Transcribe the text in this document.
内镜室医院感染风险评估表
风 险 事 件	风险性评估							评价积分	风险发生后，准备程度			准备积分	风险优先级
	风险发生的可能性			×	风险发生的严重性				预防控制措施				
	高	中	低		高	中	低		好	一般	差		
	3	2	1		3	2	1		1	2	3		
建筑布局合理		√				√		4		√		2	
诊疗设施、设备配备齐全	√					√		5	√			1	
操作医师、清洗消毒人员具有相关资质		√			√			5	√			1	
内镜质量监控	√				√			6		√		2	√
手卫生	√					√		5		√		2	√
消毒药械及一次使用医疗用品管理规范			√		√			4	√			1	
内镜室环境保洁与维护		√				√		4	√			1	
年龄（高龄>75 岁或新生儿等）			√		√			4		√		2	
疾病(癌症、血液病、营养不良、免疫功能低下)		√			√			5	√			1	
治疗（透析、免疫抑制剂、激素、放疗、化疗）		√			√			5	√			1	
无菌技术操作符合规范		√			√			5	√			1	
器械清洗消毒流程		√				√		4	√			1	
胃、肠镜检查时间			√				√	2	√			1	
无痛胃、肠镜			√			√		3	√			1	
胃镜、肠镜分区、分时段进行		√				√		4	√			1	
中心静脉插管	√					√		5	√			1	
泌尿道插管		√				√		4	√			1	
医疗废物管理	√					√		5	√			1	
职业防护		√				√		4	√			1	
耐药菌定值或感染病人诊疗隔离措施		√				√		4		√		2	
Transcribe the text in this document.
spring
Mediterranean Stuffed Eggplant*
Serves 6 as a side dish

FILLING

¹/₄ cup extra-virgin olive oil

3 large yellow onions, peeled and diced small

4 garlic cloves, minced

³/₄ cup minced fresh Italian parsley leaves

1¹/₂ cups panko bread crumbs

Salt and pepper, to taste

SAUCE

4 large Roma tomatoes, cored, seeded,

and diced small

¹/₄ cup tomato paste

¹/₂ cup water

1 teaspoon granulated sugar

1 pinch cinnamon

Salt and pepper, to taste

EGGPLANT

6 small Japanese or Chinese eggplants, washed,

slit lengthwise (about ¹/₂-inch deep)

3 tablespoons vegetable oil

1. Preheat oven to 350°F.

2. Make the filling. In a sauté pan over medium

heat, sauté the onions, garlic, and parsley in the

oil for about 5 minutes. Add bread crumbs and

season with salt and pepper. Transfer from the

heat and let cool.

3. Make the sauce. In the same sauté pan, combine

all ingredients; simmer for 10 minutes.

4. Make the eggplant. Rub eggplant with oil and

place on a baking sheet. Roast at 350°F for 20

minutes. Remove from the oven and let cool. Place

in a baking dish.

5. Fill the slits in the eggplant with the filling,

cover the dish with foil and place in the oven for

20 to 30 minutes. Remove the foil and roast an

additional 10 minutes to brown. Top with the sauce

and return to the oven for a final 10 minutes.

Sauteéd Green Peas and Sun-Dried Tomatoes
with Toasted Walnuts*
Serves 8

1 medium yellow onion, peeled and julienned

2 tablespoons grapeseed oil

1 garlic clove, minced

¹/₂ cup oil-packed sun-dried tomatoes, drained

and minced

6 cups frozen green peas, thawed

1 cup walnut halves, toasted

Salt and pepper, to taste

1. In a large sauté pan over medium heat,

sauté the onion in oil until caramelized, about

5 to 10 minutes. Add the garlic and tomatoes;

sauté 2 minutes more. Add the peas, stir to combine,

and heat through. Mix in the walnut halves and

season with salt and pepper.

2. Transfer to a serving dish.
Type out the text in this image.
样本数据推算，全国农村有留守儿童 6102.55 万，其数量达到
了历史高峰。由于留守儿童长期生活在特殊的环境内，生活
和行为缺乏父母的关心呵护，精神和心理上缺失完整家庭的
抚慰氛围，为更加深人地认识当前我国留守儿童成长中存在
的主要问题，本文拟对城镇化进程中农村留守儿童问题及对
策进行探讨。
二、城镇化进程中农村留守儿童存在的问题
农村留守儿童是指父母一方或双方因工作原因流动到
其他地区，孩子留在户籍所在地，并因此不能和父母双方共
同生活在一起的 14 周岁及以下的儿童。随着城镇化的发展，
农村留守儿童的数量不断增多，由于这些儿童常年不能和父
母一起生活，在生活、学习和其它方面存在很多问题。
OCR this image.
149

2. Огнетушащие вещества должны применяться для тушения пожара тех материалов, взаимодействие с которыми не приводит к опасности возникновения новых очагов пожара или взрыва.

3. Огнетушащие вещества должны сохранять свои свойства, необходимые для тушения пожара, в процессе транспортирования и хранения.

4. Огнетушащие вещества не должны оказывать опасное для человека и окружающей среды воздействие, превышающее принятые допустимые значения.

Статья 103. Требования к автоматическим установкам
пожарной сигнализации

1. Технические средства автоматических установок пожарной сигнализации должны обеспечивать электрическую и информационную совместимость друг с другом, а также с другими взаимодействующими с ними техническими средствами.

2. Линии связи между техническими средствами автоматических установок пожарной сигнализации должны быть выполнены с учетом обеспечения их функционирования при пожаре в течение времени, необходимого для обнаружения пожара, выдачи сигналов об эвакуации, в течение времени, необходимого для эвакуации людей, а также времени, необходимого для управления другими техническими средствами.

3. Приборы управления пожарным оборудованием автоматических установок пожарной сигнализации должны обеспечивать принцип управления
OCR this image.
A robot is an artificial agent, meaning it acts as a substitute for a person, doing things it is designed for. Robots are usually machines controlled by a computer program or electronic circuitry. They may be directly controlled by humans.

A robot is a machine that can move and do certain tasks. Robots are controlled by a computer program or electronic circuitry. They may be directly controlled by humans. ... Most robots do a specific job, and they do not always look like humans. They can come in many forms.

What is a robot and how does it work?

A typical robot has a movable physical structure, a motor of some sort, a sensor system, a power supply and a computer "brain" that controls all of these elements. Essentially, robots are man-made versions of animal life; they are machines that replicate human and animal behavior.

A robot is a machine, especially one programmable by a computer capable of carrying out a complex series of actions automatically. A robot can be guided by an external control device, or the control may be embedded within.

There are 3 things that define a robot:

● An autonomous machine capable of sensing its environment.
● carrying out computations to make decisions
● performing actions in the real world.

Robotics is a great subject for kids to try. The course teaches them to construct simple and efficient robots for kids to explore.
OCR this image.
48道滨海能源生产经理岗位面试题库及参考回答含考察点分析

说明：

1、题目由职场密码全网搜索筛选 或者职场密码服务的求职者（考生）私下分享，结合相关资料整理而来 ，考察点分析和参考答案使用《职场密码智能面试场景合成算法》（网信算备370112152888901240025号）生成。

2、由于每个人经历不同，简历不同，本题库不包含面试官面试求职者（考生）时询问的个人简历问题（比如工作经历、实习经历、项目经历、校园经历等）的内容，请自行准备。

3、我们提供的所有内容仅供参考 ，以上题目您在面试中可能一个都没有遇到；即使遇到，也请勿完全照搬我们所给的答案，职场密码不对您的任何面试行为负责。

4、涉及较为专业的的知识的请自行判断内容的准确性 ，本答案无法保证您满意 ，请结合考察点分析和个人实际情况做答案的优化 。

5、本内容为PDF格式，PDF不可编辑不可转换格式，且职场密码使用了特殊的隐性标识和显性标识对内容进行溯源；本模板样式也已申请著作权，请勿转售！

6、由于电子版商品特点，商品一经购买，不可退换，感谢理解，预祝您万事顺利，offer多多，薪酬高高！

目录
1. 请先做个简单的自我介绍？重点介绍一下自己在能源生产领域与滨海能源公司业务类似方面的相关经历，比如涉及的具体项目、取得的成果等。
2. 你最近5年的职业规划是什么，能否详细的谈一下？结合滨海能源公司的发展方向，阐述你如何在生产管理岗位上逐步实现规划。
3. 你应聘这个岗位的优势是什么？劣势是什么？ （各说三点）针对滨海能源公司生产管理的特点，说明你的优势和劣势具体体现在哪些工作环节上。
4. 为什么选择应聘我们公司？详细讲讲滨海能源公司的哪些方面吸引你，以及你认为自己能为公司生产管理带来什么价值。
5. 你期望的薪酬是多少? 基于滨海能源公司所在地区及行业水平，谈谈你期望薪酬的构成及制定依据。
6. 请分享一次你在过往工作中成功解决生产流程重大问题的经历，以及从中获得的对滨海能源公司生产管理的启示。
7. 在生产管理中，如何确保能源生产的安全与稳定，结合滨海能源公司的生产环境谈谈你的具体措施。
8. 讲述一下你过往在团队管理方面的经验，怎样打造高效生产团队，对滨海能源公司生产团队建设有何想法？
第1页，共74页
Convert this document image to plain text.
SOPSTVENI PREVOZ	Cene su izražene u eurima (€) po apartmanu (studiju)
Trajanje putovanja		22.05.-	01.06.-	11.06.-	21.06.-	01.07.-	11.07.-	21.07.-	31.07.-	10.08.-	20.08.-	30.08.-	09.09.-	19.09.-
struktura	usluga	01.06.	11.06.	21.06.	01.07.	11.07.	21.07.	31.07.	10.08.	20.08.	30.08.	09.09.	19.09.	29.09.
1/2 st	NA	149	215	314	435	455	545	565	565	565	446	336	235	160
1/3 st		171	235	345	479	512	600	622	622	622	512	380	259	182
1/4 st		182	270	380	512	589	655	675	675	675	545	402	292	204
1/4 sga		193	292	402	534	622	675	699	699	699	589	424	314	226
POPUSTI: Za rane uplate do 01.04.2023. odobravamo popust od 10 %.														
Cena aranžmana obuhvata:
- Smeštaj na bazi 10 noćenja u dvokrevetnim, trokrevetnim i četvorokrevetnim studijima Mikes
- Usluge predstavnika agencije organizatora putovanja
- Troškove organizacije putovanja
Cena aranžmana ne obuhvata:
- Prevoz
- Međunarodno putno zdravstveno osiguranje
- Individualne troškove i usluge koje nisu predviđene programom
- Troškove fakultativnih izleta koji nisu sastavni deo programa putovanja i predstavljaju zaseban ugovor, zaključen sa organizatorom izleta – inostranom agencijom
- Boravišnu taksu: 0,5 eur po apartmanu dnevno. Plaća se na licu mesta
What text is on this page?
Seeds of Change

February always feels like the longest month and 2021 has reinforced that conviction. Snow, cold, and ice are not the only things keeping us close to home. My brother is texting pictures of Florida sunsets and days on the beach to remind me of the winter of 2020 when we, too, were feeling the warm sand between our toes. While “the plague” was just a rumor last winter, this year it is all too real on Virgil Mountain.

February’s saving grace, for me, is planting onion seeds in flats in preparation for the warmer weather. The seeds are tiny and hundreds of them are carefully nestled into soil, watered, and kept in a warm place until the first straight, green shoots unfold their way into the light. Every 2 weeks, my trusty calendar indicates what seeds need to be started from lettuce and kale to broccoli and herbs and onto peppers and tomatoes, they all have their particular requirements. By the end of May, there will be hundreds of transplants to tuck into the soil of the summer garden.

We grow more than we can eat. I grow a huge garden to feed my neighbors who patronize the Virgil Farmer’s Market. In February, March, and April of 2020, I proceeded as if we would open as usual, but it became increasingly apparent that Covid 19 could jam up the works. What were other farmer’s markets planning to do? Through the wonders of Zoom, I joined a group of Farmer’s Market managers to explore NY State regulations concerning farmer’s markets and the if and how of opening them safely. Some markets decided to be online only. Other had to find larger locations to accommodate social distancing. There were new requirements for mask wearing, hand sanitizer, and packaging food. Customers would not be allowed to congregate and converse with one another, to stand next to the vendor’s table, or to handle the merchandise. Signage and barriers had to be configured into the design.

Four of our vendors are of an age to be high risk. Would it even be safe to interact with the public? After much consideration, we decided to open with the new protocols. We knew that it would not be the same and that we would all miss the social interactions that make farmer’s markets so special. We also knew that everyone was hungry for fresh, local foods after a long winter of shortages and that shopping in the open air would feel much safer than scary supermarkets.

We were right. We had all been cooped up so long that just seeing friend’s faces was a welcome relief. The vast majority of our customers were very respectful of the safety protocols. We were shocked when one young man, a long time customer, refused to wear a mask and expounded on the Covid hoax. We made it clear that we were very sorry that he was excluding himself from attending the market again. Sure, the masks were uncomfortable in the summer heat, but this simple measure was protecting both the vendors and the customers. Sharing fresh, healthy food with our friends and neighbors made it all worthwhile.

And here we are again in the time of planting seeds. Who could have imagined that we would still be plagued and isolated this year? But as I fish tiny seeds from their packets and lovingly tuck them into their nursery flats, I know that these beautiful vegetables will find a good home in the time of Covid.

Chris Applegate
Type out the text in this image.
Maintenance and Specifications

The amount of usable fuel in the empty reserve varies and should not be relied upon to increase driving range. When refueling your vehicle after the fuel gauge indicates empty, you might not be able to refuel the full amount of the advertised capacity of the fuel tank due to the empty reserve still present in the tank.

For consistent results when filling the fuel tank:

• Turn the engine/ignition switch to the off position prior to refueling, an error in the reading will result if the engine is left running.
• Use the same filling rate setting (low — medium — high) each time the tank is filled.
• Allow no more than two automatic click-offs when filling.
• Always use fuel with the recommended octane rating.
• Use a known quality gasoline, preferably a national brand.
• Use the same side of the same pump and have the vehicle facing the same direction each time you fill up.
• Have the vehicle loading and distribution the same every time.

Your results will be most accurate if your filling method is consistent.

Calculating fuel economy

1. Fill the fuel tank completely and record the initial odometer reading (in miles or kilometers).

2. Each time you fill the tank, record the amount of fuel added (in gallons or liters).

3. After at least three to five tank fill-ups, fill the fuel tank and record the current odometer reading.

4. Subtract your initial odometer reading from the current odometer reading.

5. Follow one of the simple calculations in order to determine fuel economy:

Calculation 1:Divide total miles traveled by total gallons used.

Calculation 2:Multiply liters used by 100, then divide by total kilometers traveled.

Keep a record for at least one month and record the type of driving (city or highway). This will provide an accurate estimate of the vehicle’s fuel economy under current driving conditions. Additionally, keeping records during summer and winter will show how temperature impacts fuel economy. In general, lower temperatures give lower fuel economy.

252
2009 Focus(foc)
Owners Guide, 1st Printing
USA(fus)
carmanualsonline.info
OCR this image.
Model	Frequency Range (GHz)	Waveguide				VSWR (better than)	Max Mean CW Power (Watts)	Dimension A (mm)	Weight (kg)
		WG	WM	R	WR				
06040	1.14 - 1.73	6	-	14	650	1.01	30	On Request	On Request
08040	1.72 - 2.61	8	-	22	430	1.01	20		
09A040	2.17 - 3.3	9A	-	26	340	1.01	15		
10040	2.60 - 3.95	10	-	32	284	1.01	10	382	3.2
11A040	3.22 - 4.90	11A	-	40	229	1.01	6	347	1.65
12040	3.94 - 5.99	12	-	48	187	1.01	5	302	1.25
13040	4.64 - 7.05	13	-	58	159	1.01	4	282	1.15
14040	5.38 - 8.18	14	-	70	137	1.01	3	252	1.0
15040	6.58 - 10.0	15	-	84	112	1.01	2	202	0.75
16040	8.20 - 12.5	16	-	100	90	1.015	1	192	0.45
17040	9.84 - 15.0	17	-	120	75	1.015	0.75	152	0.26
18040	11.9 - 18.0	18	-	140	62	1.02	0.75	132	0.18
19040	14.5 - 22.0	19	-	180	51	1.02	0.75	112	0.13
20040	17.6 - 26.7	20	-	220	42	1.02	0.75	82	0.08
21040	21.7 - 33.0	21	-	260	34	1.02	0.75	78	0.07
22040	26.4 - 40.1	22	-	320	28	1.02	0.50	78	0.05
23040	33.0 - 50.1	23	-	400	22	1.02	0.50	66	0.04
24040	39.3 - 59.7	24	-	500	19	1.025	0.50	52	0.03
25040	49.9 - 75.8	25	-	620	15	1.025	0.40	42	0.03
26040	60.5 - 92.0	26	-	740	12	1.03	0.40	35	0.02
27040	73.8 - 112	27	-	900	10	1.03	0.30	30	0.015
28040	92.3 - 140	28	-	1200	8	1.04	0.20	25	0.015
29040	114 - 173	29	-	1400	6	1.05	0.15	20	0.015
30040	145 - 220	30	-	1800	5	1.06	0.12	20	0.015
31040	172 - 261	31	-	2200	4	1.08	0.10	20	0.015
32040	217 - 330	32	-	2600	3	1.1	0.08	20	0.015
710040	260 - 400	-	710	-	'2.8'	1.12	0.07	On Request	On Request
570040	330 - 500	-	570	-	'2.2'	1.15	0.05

....................

Pull out every line containing "putovanja".

Trajanje putovanja		22.05.-	01.06.-	11.06.-	21.06.-	01.07.-	11.07.-	21.07.-	31.07.-	10.08.-	20.08.-	30.08.-	09.09.-	19.09.-
- Usluge predstavnika agencije organizatora putovanja
- Troškove organizacije putovanja
- Troškove fakultativnih izleta koji nisu sastavni deo programa putovanja i predstavljaju zaseban ugovor, zaključen sa organizatorom izleta – inostranom agencijom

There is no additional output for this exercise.